→ **PROBLEM DETAILS**
Reproduce only the lines that begin at the line with "Extract the structured" and run to the end of the entries; omit every picture.

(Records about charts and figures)
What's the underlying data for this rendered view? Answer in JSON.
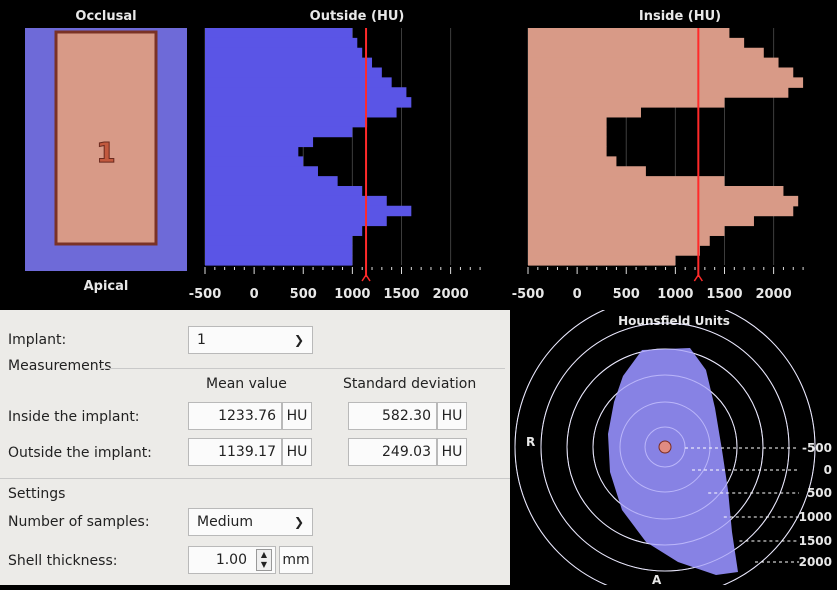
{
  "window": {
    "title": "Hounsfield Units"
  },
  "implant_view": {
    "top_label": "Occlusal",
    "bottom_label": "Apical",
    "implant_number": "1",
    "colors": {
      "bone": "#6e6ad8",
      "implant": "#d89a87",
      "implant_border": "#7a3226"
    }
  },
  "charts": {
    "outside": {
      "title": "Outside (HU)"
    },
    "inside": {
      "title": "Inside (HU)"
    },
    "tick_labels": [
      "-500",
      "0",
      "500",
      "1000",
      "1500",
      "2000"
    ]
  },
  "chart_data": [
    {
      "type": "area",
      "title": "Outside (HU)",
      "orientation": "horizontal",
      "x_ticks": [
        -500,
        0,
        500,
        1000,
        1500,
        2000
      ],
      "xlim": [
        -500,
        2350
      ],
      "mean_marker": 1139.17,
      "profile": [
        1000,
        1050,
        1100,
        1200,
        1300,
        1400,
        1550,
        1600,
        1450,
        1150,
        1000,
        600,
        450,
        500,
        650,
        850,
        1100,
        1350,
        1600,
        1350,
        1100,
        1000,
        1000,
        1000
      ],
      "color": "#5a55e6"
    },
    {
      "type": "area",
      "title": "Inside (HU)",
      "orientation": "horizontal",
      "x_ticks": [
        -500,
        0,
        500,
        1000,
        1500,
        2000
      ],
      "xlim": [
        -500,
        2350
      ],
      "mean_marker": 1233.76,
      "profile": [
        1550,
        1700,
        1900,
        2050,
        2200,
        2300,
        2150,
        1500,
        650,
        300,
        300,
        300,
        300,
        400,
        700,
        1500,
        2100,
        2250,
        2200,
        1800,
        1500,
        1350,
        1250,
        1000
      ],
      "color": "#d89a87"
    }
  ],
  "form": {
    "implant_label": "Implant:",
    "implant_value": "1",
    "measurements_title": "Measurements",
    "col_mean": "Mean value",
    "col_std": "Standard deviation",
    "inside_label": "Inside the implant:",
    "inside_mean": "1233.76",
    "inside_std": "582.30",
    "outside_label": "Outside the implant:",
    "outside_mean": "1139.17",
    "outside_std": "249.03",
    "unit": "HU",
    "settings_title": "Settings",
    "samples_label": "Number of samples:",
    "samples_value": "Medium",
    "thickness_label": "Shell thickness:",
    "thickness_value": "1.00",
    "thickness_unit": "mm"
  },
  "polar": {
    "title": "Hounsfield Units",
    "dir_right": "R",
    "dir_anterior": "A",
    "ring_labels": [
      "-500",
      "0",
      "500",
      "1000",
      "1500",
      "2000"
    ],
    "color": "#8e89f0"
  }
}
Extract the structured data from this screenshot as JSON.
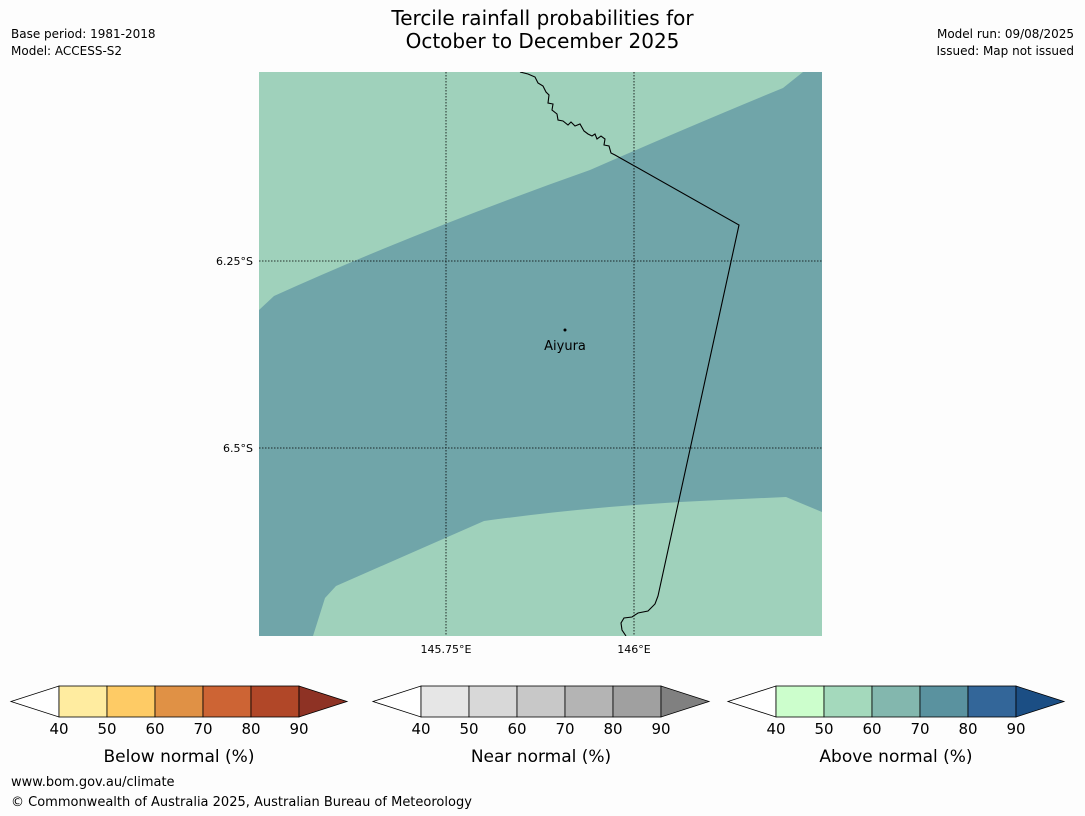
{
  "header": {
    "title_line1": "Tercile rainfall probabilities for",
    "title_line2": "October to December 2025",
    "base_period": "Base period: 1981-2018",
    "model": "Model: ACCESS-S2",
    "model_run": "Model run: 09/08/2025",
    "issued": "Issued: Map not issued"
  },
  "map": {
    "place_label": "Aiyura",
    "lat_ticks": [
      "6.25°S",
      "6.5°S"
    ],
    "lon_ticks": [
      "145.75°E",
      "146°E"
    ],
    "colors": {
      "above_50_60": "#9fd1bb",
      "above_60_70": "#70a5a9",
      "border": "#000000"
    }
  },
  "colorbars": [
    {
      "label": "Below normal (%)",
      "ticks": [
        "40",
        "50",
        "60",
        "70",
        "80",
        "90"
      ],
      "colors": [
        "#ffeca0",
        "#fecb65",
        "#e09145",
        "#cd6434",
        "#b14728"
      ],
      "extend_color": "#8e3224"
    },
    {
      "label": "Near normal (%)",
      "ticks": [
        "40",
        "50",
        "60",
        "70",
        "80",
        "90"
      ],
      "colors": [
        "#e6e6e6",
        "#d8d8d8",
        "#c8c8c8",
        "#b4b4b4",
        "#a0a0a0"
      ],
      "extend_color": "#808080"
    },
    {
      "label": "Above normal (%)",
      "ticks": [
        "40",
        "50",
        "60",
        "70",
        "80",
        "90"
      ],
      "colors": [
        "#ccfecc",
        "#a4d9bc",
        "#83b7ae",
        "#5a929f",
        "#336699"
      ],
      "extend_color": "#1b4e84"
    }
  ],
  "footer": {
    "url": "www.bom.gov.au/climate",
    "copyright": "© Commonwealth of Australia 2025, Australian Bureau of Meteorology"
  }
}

→ **REPLY**
Extract the structured data from this screenshot as JSON.
{
  "header": {
    "title_line1": "Tercile rainfall probabilities for",
    "title_line2": "October to December 2025",
    "base_period": "Base period: 1981-2018",
    "model": "Model: ACCESS-S2",
    "model_run": "Model run: 09/08/2025",
    "issued": "Issued: Map not issued"
  },
  "map": {
    "place_label": "Aiyura",
    "lat_ticks": [
      "6.25°S",
      "6.5°S"
    ],
    "lon_ticks": [
      "145.75°E",
      "146°E"
    ],
    "colors": {
      "above_50_60": "#9fd1bb",
      "above_60_70": "#70a5a9",
      "border": "#000000"
    }
  },
  "colorbars": [
    {
      "label": "Below normal (%)",
      "ticks": [
        "40",
        "50",
        "60",
        "70",
        "80",
        "90"
      ],
      "colors": [
        "#ffeca0",
        "#fecb65",
        "#e09145",
        "#cd6434",
        "#b14728"
      ],
      "extend_color": "#8e3224"
    },
    {
      "label": "Near normal (%)",
      "ticks": [
        "40",
        "50",
        "60",
        "70",
        "80",
        "90"
      ],
      "colors": [
        "#e6e6e6",
        "#d8d8d8",
        "#c8c8c8",
        "#b4b4b4",
        "#a0a0a0"
      ],
      "extend_color": "#808080"
    },
    {
      "label": "Above normal (%)",
      "ticks": [
        "40",
        "50",
        "60",
        "70",
        "80",
        "90"
      ],
      "colors": [
        "#ccfecc",
        "#a4d9bc",
        "#83b7ae",
        "#5a929f",
        "#336699"
      ],
      "extend_color": "#1b4e84"
    }
  ],
  "footer": {
    "url": "www.bom.gov.au/climate",
    "copyright": "© Commonwealth of Australia 2025, Australian Bureau of Meteorology"
  }
}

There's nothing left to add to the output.